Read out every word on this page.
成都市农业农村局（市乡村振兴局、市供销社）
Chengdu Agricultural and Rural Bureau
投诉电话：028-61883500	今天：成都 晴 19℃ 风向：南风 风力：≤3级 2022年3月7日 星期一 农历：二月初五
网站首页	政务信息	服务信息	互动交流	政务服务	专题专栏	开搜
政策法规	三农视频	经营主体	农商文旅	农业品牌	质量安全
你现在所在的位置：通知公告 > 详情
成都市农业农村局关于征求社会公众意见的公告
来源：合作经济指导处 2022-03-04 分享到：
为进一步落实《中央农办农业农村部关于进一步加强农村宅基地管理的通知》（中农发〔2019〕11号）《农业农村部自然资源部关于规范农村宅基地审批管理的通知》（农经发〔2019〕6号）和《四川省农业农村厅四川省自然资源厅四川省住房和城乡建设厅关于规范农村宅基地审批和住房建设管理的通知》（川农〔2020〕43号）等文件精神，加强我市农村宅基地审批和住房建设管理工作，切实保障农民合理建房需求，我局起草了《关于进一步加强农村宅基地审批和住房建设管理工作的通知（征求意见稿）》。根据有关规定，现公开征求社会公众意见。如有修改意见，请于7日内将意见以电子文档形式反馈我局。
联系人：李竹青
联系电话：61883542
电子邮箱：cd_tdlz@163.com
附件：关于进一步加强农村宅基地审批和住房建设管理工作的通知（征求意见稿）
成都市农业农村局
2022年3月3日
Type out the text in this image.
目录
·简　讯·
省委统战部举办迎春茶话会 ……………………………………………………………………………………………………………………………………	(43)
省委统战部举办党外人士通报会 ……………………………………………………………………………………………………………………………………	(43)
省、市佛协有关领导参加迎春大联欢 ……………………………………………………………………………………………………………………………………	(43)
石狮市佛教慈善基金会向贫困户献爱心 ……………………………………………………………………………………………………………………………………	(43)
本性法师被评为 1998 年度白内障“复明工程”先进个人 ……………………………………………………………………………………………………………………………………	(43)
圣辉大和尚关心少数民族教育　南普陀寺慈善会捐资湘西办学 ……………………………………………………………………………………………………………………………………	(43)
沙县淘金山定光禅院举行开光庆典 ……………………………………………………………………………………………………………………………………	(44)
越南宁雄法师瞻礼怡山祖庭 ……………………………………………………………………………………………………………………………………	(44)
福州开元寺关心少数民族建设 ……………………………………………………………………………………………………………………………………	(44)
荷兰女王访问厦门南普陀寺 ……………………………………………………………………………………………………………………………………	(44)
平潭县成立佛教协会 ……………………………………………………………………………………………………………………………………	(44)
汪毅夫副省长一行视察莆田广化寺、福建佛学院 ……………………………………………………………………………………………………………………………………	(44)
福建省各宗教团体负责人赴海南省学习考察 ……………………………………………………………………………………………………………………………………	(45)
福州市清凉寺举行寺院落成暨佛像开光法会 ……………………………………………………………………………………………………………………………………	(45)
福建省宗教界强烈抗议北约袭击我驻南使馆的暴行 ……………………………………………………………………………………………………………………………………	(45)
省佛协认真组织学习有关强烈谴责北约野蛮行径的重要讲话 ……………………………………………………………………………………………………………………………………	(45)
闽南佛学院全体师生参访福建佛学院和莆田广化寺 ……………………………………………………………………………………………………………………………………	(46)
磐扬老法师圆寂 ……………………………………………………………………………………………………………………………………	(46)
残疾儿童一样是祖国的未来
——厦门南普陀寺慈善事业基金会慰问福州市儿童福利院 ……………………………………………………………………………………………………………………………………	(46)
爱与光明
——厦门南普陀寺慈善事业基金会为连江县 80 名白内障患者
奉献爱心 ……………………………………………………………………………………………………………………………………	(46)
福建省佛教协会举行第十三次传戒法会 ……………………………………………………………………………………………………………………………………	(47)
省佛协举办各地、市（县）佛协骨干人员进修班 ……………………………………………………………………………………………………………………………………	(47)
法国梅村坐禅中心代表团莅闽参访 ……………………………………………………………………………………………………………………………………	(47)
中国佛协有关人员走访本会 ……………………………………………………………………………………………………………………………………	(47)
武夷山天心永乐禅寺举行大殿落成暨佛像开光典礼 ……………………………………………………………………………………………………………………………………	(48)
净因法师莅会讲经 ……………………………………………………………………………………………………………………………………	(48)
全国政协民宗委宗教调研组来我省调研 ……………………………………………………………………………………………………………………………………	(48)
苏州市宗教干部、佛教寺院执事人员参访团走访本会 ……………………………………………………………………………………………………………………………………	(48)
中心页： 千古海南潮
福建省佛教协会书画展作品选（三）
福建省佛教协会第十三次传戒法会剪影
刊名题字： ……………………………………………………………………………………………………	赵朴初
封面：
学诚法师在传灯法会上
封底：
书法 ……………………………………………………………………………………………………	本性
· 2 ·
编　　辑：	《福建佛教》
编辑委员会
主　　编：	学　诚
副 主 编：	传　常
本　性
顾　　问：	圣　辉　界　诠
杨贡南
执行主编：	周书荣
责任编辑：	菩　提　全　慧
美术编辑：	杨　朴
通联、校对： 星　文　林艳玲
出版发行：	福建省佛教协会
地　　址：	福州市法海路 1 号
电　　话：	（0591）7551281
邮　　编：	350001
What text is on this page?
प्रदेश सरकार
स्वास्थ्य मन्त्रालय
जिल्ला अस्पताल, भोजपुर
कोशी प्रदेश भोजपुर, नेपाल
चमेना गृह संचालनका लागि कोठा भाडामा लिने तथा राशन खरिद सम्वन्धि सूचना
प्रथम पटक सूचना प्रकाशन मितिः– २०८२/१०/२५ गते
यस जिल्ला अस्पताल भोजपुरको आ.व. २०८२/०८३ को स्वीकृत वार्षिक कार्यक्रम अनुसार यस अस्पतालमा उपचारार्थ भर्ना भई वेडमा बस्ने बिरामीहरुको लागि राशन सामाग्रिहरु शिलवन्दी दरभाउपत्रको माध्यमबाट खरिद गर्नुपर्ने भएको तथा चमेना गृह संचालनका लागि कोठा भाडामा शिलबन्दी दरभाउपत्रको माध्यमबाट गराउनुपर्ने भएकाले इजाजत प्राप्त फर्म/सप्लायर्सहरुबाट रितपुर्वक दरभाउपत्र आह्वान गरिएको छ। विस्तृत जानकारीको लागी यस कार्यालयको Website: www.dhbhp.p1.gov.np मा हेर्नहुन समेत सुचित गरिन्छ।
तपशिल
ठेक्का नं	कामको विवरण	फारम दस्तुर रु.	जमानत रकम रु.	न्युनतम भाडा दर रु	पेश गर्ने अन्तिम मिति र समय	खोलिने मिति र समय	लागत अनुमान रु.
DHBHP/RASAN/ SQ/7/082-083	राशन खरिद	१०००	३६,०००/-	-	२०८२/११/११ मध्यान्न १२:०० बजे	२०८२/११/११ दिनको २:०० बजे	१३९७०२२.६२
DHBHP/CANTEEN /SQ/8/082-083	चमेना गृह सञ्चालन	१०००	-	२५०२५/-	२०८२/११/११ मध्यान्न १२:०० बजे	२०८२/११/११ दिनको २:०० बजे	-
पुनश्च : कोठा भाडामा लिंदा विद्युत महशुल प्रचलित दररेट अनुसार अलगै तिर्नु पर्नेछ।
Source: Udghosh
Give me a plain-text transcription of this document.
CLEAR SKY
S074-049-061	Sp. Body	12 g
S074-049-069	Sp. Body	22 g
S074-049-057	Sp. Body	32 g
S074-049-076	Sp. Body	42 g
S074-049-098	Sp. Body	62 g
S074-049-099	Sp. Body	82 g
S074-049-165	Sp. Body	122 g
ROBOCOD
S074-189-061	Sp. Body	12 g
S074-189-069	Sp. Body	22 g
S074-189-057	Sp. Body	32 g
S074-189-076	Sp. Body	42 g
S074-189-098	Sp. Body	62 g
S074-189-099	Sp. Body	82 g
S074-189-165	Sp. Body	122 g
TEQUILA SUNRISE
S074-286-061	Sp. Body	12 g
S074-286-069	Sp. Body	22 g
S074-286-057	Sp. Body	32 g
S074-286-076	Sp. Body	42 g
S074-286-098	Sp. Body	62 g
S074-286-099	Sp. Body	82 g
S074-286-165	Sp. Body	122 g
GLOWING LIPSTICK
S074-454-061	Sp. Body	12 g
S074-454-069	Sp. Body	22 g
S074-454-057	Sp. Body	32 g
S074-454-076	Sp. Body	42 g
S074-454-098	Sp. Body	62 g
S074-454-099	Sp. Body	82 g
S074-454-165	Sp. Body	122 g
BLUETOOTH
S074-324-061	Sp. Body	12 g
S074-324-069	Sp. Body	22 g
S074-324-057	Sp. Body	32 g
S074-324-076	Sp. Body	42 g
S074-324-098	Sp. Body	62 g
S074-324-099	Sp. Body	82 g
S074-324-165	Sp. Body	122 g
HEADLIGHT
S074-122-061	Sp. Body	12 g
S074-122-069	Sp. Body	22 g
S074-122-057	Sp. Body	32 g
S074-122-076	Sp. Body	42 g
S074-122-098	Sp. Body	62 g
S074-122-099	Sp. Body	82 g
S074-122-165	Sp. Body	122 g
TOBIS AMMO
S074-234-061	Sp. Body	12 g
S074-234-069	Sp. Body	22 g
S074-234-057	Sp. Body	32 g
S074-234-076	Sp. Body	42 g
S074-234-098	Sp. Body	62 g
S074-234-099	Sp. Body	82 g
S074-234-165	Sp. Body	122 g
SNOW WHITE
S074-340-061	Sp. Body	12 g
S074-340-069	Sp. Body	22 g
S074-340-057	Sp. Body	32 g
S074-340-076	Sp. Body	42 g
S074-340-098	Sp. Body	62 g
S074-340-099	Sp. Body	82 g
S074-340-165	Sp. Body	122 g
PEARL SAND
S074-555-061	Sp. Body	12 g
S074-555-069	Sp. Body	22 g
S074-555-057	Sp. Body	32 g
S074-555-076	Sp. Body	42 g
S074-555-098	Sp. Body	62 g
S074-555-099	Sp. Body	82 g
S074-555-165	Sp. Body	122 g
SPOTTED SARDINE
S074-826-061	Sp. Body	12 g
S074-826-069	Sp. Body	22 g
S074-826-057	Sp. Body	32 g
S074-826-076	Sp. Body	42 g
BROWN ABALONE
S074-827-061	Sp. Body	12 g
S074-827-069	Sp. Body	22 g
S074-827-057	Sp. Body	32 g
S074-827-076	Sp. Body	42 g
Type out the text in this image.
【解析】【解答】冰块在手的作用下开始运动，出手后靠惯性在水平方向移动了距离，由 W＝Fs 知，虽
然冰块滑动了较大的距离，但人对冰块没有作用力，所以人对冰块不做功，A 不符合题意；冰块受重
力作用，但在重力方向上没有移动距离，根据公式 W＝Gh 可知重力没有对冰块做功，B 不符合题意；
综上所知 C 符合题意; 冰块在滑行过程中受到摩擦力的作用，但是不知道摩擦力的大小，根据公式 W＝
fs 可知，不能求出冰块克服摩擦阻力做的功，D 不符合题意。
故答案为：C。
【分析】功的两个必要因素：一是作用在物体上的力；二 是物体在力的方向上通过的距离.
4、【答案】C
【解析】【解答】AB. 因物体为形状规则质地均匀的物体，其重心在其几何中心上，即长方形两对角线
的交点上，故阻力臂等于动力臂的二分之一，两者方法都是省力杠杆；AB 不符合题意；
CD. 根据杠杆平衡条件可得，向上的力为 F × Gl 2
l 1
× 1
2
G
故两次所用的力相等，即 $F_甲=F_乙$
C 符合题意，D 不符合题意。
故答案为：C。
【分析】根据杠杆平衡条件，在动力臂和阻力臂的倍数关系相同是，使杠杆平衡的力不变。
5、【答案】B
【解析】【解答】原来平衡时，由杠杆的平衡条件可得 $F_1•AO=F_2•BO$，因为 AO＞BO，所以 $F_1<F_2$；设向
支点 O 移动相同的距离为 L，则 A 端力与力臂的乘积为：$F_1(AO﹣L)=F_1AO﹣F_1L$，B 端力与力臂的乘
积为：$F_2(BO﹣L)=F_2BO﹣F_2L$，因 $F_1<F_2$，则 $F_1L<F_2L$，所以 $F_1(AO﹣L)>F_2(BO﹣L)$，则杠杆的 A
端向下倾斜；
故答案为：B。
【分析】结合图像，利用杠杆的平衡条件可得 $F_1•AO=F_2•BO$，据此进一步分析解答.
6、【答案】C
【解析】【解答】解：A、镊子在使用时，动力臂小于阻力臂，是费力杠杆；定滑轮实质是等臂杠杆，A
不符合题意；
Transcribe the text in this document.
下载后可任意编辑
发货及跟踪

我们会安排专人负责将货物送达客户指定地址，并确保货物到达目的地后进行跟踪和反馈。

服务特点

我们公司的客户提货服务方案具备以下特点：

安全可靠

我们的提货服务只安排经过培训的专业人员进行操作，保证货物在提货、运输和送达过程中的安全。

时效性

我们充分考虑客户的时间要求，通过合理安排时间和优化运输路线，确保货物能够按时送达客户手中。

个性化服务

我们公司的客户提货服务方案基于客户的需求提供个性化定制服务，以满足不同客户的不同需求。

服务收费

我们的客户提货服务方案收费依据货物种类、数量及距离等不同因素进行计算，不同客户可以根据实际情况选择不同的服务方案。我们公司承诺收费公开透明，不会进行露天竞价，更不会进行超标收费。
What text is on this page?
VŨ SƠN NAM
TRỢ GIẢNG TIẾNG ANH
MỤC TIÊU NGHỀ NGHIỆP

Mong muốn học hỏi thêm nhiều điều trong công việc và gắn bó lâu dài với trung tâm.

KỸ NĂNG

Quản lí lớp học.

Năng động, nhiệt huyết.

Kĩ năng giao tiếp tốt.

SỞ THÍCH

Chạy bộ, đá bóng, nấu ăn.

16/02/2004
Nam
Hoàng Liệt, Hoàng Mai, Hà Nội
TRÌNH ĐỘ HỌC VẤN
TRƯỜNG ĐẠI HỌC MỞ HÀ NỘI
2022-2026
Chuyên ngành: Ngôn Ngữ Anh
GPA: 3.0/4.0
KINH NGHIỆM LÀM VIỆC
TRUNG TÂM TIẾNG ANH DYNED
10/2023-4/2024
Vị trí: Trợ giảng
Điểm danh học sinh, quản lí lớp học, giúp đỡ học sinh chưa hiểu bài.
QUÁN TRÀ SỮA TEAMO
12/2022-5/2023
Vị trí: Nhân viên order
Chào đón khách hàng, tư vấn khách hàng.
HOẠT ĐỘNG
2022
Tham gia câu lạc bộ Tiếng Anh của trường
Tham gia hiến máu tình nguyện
# # # #
Stated problem: Give every line of the material that includes the string "document".

Result of this exercise:
Give me a plain-text transcription of this document.
Transcribe the text in this document.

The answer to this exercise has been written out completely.